> _PROBLEM_
Copy out all lines in the data below containing the string "curve".

> _DATASET EXCERPTS_
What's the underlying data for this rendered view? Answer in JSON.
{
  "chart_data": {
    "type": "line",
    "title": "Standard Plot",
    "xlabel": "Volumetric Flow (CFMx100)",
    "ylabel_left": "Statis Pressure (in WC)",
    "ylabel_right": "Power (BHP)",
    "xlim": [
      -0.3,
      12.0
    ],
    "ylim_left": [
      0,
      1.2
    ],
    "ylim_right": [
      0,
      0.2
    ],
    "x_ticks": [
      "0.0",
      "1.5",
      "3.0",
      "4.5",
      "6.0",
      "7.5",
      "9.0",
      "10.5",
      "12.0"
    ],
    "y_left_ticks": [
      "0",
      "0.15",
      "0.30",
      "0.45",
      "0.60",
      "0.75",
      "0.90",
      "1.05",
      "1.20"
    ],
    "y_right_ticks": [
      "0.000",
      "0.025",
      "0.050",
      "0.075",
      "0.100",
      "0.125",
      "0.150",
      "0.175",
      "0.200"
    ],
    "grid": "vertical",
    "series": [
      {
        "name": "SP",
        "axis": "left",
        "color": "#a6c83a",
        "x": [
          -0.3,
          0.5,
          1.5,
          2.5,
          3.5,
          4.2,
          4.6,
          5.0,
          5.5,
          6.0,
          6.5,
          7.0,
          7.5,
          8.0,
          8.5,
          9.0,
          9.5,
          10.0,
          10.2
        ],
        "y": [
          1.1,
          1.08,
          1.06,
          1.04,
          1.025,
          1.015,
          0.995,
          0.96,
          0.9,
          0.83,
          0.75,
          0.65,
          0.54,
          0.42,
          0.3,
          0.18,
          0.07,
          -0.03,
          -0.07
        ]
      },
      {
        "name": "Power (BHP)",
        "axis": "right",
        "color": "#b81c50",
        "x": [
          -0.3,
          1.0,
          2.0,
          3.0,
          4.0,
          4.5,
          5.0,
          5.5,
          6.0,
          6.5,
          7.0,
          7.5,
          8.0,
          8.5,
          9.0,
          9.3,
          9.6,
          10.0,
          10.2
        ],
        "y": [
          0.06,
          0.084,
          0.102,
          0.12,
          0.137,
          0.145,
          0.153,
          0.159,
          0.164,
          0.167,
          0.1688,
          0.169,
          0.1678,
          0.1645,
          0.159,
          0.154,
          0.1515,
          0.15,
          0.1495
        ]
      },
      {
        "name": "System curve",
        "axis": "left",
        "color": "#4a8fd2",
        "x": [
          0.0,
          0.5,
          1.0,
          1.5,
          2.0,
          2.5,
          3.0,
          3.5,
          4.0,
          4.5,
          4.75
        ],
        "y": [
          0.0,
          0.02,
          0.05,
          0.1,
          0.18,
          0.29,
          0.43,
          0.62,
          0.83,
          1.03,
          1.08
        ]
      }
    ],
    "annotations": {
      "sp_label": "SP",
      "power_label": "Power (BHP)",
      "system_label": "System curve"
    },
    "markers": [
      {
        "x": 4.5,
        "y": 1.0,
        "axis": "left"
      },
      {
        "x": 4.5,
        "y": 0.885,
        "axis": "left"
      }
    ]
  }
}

> _WORKED ANSWER_
        "name": "System curve",
      "system_label": "System curve"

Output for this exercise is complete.